## start RECORDS SUPPLIED
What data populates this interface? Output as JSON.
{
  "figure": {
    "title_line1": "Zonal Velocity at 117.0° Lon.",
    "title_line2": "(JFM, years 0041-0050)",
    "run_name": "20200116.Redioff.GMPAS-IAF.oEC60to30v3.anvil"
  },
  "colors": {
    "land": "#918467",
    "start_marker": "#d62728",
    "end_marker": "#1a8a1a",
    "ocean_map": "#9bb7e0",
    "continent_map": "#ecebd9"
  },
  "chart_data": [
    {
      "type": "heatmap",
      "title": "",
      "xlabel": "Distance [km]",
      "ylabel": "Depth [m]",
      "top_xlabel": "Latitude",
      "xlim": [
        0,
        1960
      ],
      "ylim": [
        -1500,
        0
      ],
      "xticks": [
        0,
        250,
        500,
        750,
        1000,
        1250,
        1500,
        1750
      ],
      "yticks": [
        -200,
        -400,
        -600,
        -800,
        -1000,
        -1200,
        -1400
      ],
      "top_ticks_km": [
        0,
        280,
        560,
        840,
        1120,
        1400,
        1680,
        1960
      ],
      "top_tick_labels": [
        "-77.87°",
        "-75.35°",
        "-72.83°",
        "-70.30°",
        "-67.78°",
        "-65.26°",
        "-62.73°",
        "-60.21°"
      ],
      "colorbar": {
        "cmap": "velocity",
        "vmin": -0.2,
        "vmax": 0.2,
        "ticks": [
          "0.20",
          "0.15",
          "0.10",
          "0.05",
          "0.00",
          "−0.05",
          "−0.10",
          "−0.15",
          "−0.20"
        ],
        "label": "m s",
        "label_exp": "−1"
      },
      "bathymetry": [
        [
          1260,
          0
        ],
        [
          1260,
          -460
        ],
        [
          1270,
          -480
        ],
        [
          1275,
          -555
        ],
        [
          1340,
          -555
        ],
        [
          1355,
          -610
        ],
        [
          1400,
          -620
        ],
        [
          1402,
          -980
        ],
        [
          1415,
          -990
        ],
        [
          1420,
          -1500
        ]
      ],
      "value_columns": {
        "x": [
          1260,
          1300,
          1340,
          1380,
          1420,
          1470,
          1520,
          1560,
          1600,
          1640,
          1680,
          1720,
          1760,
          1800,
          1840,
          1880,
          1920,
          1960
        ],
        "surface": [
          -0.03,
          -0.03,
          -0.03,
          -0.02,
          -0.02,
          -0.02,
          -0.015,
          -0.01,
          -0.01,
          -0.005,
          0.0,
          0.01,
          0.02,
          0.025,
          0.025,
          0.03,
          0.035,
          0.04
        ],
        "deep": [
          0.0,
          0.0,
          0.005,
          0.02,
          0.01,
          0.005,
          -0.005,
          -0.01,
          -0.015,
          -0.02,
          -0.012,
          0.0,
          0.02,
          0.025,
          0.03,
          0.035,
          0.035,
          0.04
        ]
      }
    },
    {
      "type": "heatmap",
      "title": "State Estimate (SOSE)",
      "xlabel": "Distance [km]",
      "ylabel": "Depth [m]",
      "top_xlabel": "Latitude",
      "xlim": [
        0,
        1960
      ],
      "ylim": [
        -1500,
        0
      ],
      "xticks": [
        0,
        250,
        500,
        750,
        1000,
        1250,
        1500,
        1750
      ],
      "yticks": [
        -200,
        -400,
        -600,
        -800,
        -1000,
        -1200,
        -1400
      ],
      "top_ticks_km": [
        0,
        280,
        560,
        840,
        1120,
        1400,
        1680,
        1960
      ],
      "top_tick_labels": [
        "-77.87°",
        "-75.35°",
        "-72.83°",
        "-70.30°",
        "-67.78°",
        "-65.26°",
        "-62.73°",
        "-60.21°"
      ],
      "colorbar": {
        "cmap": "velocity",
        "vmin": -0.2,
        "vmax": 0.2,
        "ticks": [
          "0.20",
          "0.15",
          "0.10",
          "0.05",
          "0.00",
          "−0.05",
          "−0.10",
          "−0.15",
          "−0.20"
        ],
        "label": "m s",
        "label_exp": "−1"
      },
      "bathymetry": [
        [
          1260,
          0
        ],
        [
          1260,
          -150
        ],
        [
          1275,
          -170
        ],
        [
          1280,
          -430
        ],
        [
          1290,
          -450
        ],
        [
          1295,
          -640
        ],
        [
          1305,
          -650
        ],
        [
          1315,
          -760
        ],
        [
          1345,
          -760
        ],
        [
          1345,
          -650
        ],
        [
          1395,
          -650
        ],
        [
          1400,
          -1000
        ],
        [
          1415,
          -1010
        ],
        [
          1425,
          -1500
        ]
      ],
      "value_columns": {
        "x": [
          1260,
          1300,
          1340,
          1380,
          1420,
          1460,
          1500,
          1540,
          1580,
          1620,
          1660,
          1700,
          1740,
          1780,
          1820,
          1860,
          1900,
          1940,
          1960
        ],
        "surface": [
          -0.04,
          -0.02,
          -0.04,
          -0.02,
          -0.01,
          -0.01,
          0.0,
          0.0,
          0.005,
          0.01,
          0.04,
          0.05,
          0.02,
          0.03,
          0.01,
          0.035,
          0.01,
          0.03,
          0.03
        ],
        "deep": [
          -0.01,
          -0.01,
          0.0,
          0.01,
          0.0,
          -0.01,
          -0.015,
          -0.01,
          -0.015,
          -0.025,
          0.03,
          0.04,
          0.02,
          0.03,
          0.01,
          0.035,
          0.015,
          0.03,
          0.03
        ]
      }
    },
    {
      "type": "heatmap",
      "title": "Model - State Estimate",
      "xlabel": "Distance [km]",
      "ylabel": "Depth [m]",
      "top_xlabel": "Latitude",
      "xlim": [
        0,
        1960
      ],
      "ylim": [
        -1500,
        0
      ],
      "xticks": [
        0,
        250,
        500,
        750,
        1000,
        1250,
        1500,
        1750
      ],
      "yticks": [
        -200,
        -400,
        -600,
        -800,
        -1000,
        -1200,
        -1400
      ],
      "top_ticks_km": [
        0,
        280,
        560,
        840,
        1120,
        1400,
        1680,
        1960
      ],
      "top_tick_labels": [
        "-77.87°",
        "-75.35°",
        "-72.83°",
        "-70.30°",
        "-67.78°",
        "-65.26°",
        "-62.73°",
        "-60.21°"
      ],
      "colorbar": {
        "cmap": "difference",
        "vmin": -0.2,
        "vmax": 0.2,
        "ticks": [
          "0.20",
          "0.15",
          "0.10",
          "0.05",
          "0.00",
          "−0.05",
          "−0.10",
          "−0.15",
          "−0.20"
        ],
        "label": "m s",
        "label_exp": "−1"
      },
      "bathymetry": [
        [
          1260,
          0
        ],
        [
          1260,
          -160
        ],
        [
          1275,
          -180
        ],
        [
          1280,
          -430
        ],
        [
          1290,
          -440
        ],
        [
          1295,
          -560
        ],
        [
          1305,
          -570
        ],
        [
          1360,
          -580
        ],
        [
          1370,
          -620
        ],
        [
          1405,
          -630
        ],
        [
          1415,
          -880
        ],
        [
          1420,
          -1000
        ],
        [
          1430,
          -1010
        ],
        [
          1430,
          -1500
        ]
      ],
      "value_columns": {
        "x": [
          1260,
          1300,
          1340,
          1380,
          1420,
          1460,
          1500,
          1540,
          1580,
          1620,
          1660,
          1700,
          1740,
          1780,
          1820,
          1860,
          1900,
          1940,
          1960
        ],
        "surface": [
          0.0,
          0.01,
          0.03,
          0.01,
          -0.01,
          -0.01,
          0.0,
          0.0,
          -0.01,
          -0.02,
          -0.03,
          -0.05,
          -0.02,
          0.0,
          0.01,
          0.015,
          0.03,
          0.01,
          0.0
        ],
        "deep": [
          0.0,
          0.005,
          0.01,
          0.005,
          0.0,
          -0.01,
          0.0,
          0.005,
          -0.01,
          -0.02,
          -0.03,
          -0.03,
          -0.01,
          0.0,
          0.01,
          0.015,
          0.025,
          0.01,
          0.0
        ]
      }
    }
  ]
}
## end RECORDS SUPPLIED
## start RECORDS SUPPLIED
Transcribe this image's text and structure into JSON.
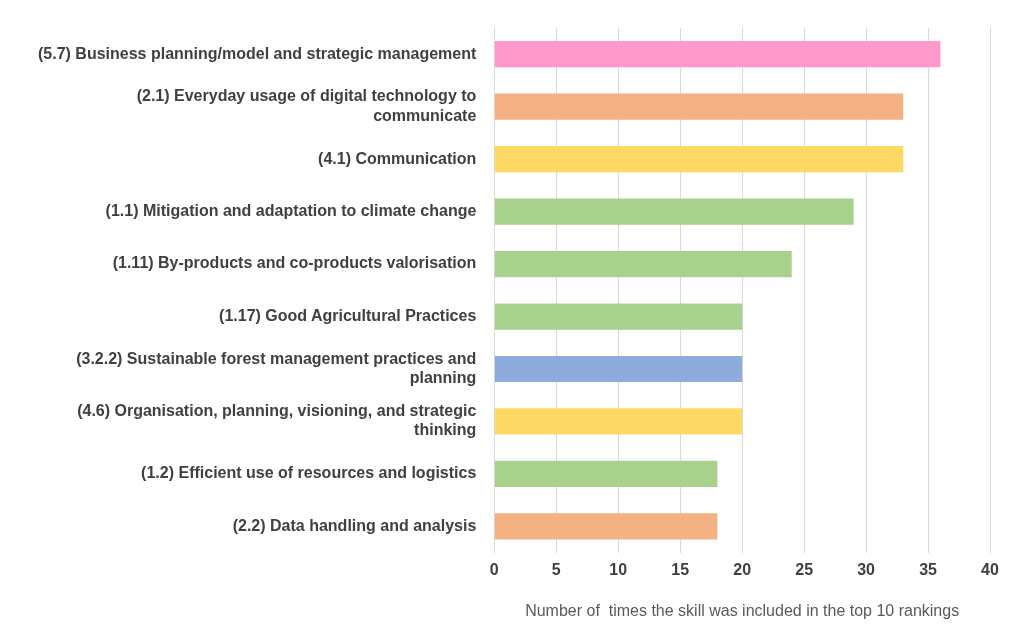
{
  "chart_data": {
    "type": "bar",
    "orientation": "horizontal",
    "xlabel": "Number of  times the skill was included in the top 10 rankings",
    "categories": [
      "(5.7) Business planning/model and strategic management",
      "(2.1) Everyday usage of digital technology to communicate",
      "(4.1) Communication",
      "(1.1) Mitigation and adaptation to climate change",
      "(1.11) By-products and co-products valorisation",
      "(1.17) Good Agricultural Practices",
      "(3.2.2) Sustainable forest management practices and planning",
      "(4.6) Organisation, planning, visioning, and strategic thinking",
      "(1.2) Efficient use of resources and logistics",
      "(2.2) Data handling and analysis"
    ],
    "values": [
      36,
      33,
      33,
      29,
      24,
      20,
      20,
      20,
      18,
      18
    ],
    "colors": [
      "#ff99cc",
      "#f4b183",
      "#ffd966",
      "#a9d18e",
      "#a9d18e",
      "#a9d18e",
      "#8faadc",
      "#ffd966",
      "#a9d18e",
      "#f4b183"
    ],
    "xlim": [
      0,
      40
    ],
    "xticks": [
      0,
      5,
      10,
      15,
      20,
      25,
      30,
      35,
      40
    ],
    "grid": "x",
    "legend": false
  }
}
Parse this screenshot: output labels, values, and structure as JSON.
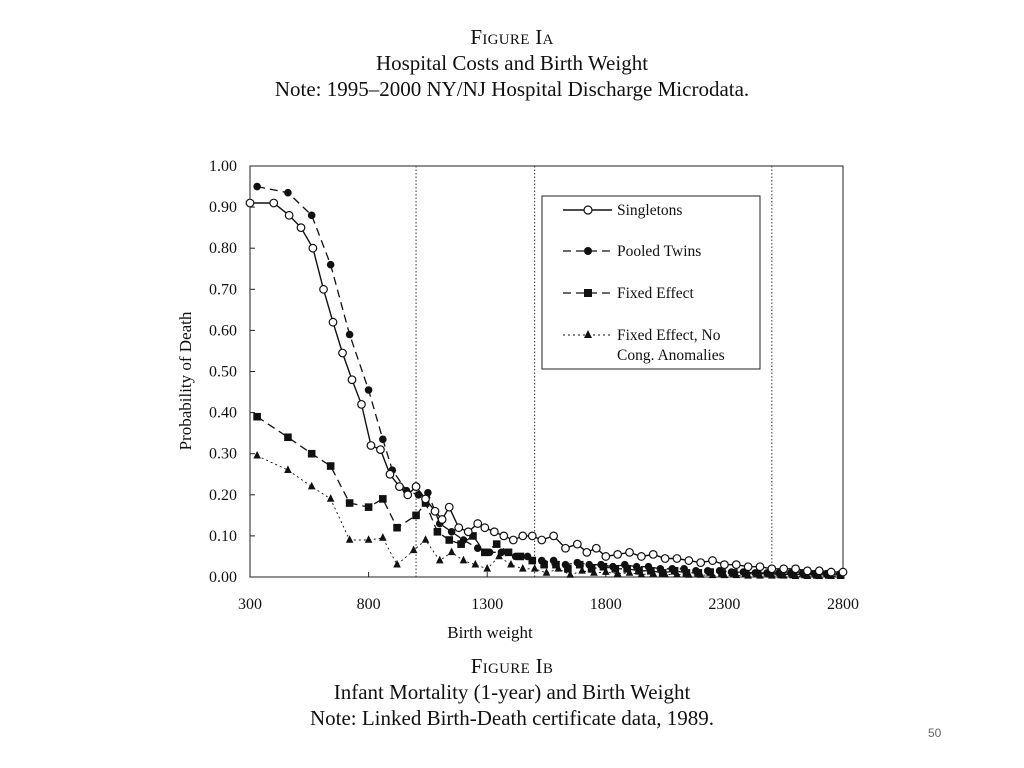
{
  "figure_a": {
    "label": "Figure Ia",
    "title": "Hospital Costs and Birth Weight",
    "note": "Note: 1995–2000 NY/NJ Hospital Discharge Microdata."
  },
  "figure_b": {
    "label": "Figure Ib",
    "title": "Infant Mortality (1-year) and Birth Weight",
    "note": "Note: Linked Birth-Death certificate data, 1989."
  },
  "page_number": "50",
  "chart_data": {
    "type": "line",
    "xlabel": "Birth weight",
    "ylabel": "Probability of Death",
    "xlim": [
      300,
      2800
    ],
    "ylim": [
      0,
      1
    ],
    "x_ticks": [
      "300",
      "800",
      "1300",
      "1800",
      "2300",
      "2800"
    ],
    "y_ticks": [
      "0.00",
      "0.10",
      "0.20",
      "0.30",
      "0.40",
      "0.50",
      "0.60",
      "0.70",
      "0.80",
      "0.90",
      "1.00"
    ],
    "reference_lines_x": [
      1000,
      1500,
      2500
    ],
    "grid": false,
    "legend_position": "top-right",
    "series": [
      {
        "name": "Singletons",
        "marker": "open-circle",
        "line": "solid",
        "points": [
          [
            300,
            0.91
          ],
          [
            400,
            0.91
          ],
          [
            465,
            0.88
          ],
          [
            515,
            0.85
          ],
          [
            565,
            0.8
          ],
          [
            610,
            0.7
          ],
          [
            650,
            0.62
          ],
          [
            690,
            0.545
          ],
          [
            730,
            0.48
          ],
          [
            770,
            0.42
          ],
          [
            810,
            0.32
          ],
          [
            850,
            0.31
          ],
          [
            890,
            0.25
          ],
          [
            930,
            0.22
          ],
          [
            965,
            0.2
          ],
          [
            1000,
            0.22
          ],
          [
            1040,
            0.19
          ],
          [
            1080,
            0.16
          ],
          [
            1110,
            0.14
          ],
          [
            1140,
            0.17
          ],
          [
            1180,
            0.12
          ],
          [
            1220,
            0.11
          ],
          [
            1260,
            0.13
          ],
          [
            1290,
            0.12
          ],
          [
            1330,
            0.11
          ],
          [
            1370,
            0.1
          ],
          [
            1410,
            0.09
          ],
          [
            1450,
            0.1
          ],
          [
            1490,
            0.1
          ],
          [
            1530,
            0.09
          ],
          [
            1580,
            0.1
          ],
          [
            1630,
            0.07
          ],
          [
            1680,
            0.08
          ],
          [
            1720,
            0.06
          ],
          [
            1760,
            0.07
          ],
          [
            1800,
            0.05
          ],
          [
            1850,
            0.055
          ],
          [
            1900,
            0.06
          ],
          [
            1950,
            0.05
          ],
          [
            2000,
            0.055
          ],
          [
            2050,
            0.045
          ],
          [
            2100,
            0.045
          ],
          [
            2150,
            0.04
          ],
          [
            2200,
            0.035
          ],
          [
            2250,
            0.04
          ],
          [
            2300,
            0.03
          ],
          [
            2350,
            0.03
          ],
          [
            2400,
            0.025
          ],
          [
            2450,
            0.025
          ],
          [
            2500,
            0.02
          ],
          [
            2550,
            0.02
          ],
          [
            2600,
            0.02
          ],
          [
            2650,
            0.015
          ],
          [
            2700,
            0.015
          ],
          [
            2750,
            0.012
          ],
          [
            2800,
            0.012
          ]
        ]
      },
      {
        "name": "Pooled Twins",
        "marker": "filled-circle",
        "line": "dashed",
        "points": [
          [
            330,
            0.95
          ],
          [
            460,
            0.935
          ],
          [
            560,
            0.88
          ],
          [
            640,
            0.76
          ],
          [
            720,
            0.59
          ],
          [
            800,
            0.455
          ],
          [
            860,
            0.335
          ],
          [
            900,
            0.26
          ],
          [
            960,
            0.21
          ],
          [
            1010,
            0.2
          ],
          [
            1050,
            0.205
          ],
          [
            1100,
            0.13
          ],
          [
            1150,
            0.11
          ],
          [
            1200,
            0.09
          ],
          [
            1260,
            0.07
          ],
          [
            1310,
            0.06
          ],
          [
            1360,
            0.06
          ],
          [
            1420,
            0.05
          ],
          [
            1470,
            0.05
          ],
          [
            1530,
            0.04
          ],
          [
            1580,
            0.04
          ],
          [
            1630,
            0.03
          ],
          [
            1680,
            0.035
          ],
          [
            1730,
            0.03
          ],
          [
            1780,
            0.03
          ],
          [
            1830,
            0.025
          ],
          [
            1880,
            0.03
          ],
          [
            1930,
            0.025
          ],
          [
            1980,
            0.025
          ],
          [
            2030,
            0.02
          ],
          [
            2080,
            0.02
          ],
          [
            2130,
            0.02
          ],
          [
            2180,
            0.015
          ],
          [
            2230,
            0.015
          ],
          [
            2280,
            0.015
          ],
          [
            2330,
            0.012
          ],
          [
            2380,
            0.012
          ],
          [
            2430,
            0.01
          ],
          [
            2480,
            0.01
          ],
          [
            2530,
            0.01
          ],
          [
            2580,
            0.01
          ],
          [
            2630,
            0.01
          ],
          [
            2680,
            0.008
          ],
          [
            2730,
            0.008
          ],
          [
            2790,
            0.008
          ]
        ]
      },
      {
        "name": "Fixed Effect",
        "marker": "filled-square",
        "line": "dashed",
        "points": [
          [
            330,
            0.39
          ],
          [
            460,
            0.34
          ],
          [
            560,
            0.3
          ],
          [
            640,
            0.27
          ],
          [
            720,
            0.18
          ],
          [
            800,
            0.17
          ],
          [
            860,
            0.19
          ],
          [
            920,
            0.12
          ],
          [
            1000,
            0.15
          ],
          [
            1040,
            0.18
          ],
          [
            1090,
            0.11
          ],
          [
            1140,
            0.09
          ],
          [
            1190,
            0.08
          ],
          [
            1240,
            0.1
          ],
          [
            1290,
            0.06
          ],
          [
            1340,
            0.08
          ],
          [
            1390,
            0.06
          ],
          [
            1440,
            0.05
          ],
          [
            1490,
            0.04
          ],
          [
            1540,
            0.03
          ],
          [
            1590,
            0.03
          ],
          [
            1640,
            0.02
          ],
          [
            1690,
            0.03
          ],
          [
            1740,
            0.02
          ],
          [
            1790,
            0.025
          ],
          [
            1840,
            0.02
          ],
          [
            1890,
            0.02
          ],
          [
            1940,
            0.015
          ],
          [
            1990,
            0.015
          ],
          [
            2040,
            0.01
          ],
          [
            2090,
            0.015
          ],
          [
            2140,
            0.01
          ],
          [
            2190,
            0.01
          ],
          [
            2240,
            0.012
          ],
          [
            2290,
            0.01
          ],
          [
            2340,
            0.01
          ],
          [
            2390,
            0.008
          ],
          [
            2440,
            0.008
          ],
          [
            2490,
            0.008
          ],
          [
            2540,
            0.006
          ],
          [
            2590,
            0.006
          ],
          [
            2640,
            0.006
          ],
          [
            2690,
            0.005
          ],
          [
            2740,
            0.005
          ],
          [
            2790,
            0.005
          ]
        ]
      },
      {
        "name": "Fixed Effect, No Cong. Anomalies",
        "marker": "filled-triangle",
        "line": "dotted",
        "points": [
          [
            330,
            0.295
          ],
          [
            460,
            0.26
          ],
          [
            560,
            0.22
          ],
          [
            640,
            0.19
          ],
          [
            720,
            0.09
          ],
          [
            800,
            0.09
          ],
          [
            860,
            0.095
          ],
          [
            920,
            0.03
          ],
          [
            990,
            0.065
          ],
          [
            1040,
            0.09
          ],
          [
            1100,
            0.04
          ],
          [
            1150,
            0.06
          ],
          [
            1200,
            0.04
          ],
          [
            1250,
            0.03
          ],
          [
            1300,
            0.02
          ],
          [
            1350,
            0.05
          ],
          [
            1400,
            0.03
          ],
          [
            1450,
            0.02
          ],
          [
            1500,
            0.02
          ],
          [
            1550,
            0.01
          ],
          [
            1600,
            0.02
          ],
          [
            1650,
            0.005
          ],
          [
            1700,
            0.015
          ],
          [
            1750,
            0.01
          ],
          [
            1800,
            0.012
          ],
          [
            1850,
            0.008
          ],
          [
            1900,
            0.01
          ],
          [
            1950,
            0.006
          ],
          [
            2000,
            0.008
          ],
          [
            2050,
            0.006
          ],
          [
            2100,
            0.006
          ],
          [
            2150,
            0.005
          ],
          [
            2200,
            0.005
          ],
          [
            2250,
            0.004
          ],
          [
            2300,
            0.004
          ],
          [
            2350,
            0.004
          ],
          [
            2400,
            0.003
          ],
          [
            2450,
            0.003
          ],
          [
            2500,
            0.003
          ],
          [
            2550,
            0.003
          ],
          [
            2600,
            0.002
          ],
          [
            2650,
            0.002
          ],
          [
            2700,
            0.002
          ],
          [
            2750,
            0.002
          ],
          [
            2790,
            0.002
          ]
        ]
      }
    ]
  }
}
## end RECORDS SUPPLIED
## start RECORDS SUPPLIED
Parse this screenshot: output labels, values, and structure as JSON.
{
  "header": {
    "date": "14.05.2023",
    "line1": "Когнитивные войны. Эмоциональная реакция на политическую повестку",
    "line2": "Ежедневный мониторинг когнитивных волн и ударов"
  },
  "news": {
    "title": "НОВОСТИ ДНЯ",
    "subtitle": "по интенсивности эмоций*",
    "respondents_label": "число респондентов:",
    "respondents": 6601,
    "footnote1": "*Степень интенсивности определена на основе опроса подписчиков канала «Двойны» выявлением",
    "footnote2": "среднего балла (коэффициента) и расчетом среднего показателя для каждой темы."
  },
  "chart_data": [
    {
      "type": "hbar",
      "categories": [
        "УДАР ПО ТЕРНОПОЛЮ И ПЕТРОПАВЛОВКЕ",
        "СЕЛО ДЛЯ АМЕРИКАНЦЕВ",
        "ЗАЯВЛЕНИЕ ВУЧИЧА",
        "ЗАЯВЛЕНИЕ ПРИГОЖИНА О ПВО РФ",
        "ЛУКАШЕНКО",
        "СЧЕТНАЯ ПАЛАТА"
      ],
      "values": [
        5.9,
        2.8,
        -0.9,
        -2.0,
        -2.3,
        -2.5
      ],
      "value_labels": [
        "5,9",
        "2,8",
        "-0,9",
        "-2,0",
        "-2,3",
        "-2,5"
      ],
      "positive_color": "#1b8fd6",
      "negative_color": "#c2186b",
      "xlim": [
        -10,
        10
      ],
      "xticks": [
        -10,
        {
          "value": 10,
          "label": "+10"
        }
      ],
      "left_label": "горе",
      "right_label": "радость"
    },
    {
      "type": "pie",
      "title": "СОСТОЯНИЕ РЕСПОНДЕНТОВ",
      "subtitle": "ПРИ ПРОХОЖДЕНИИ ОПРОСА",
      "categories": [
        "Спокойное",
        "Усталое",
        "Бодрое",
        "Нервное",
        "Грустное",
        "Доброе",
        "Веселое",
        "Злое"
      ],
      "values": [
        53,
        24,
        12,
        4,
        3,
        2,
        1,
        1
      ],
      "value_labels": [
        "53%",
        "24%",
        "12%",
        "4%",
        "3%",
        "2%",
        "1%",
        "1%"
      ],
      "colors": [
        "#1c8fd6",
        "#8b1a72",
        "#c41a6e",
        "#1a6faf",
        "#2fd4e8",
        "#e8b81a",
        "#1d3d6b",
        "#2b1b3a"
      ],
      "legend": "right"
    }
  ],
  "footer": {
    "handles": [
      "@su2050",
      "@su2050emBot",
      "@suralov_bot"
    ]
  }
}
## end RECORDS SUPPLIED
### WHAT YOU WILL DO
Pick out the lines that contain "planning" and copy them.

### EXERCISE ANSWER
      "(5.7) Business planning/model and strategic management",
      "(3.2.2) Sustainable forest management practices and planning",
      "(4.6) Organisation, planning, visioning, and strategic thinking",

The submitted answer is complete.